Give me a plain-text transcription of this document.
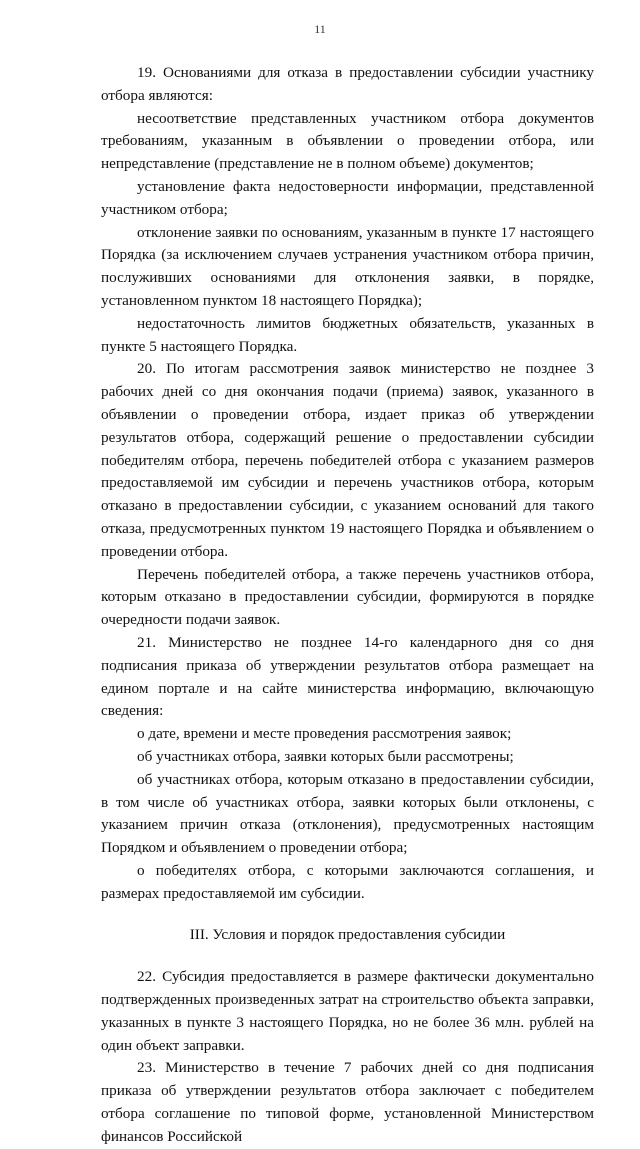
11

19. Основаниями для отказа в предоставлении субсидии участнику отбора являются:

несоответствие представленных участником отбора документов требованиям, указанным в объявлении о проведении отбора, или непредставление (представление не в полном объеме) документов;

установление факта недостоверности информации, представленной участником отбора;

отклонение заявки по основаниям, указанным в пункте 17 настоящего Порядка (за исключением случаев устранения участником отбора причин, послуживших основаниями для отклонения заявки, в порядке, установленном пунктом 18 настоящего Порядка);

недостаточность лимитов бюджетных обязательств, указанных в пункте 5 настоящего Порядка.

20. По итогам рассмотрения заявок министерство не позднее 3 рабочих дней со дня окончания подачи (приема) заявок, указанного в объявлении о проведении отбора, издает приказ об утверждении результатов отбора, содержащий решение о предоставлении субсидии победителям отбора, перечень победителей отбора с указанием размеров предоставляемой им субсидии и перечень участников отбора, которым отказано в предоставлении субсидии, с указанием оснований для такого отказа, предусмотренных пунктом 19 настоящего Порядка и объявлением о проведении отбора.

Перечень победителей отбора, а также перечень участников отбора, которым отказано в предоставлении субсидии, формируются в порядке очередности подачи заявок.

21. Министерство не позднее 14-го календарного дня со дня подписания приказа об утверждении результатов отбора размещает на едином портале и на сайте министерства информацию, включающую сведения:

о дате, времени и месте проведения рассмотрения заявок;

об участниках отбора, заявки которых были рассмотрены;

об участниках отбора, которым отказано в предоставлении субсидии, в том числе об участниках отбора, заявки которых были отклонены, с указанием причин отказа (отклонения), предусмотренных настоящим Порядком и объявлением о проведении отбора;

о победителях отбора, с которыми заключаются соглашения, и размерах предоставляемой им субсидии.

III. Условия и порядок предоставления субсидии

22. Субсидия предоставляется в размере фактически документально подтвержденных произведенных затрат на строительство объекта заправки, указанных в пункте 3 настоящего Порядка, но не более 36 млн. рублей на один объект заправки.

23. Министерство в течение 7 рабочих дней со дня подписания приказа об утверждении результатов отбора заключает с победителем отбора соглашение по типовой форме, установленной Министерством финансов Российской
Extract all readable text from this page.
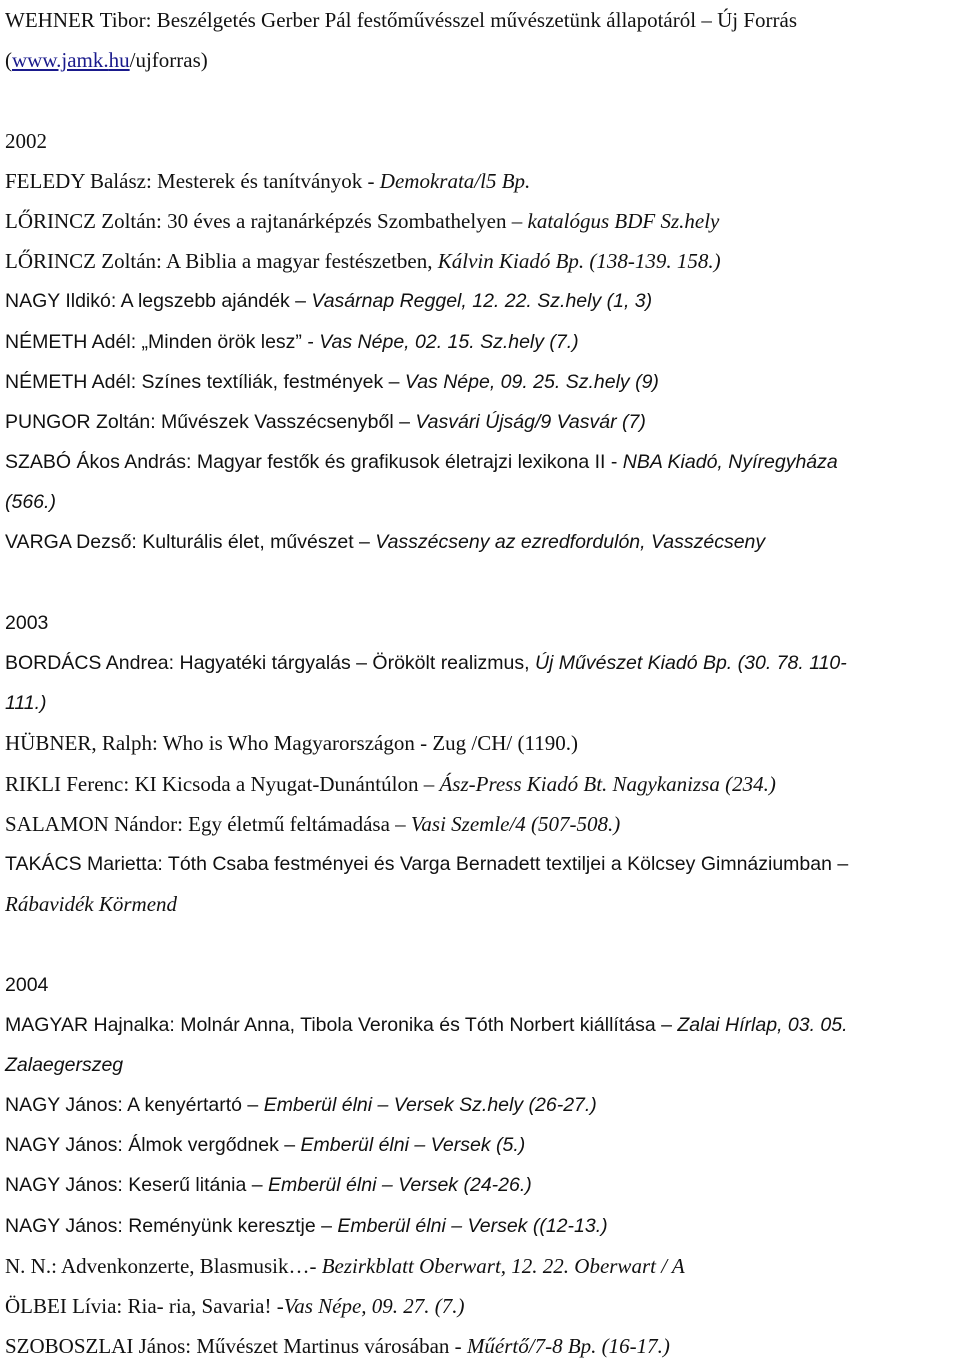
WEHNER Tibor: Beszélgetés Gerber Pál festőművésszel művészetünk állapotáról – Új Forrás
(www.jamk.hu/ujforras)
2002
FELEDY Balász: Mesterek és tanítványok - Demokrata/l5 Bp.
LŐRINCZ Zoltán: 30 éves a rajtanárképzés Szombathelyen – katalógus BDF Sz.hely
LŐRINCZ Zoltán: A Biblia a magyar festészetben, Kálvin Kiadó Bp. (138-139. 158.)
NAGY Ildikó: A legszebb ajándék – Vasárnap Reggel, 12. 22. Sz.hely (1, 3)
NÉMETH Adél: „Minden örök lesz” - Vas Népe, 02. 15. Sz.hely (7.)
NÉMETH Adél: Színes textíliák, festmények – Vas Népe, 09. 25. Sz.hely (9)
PUNGOR Zoltán: Művészek Vasszécsenyből – Vasvári Újság/9 Vasvár (7)
SZABÓ Ákos András: Magyar festők és grafikusok életrajzi lexikona II - NBA Kiadó, Nyíregyháza
(566.)
VARGA Dezső: Kulturális élet, művészet – Vasszécseny az ezredfordulón, Vasszécseny
2003
BORDÁCS Andrea: Hagyatéki tárgyalás – Örökölt realizmus, Új Művészet Kiadó Bp. (30. 78. 110-
111.)
HÜBNER, Ralph: Who is Who Magyarországon - Zug /CH/ (1190.)
RIKLI Ferenc: KI Kicsoda a Nyugat-Dunántúlon – Ász-Press Kiadó Bt. Nagykanizsa (234.)
SALAMON Nándor: Egy életmű feltámadása – Vasi Szemle/4 (507-508.)
TAKÁCS Marietta: Tóth Csaba festményei és Varga Bernadett textiljei a Kölcsey Gimnáziumban –
Rábavidék Körmend
2004
MAGYAR Hajnalka: Molnár Anna, Tibola Veronika és Tóth Norbert kiállítása – Zalai Hírlap, 03. 05.
Zalaegerszeg
NAGY János: A kenyértartó – Emberül élni – Versek Sz.hely (26-27.)
NAGY János: Álmok vergődnek – Emberül élni – Versek (5.)
NAGY János: Keserű litánia – Emberül élni – Versek (24-26.)
NAGY János: Reményünk keresztje – Emberül élni – Versek ((12-13.)
N. N.: Advenkonzerte, Blasmusik…- Bezirkblatt Oberwart, 12. 22. Oberwart / A
ÖLBEI Lívia: Ria- ria, Savaria! -Vas Népe, 09. 27. (7.)
SZOBOSZLAI János: Művészet Martinus városában - Műértő/7-8 Bp. (16-17.)
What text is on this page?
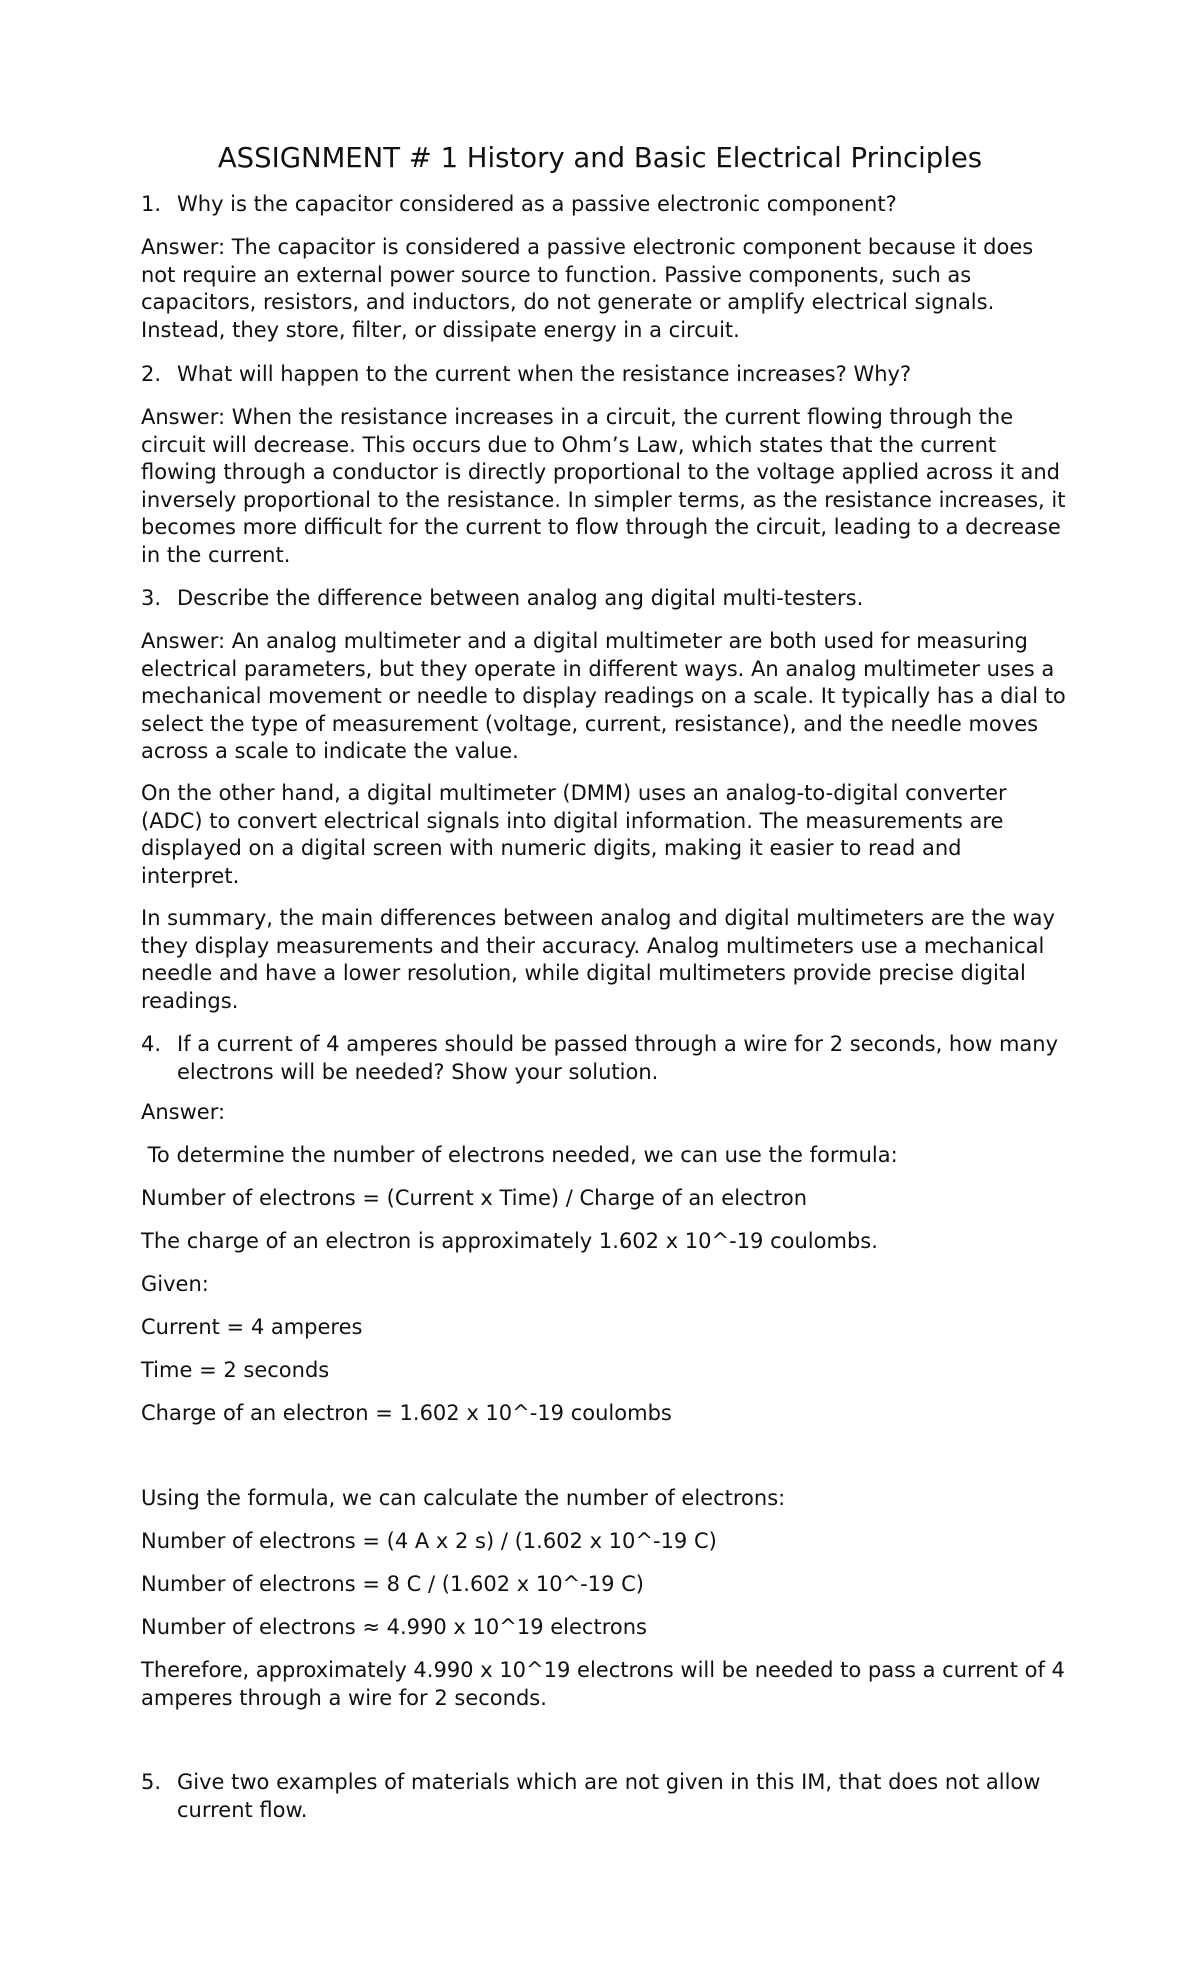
ASSIGNMENT # 1 History and Basic Electrical Principles

1. Why is the capacitor considered as a passive electronic component?

Answer: The capacitor is considered a passive electronic component because it does not require an external power source to function. Passive components, such as capacitors, resistors, and inductors, do not generate or amplify electrical signals. Instead, they store, filter, or dissipate energy in a circuit.

2. What will happen to the current when the resistance increases? Why?

Answer: When the resistance increases in a circuit, the current flowing through the circuit will decrease. This occurs due to Ohm’s Law, which states that the current flowing through a conductor is directly proportional to the voltage applied across it and inversely proportional to the resistance. In simpler terms, as the resistance increases, it becomes more difficult for the current to flow through the circuit, leading to a decrease in the current.

3. Describe the difference between analog ang digital multi-testers.

Answer: An analog multimeter and a digital multimeter are both used for measuring electrical parameters, but they operate in different ways. An analog multimeter uses a mechanical movement or needle to display readings on a scale. It typically has a dial to select the type of measurement (voltage, current, resistance), and the needle moves across a scale to indicate the value.

On the other hand, a digital multimeter (DMM) uses an analog-to-digital converter (ADC) to convert electrical signals into digital information. The measurements are displayed on a digital screen with numeric digits, making it easier to read and interpret.

In summary, the main differences between analog and digital multimeters are the way they display measurements and their accuracy. Analog multimeters use a mechanical needle and have a lower resolution, while digital multimeters provide precise digital readings.

4. If a current of 4 amperes should be passed through a wire for 2 seconds, how many electrons will be needed? Show your solution.

Answer:

To determine the number of electrons needed, we can use the formula:

Number of electrons = (Current x Time) / Charge of an electron

The charge of an electron is approximately 1.602 x 10^-19 coulombs.

Given:

Current = 4 amperes

Time = 2 seconds

Charge of an electron = 1.602 x 10^-19 coulombs

Using the formula, we can calculate the number of electrons:

Number of electrons = (4 A x 2 s) / (1.602 x 10^-19 C)

Number of electrons = 8 C / (1.602 x 10^-19 C)

Number of electrons ≈ 4.990 x 10^19 electrons

Therefore, approximately 4.990 x 10^19 electrons will be needed to pass a current of 4 amperes through a wire for 2 seconds.

5. Give two examples of materials which are not given in this IM, that does not allow current flow.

---

# What this task involves:
From the entries above, copy every line that holds the word "approximately".

# Output of the exercise:
The charge of an electron is approximately 1.602 x 10^-19 coulombs.
Therefore, approximately 4.990 x 10^19 electrons will be needed to pass a current of 4 amperes through a wire for 2 seconds.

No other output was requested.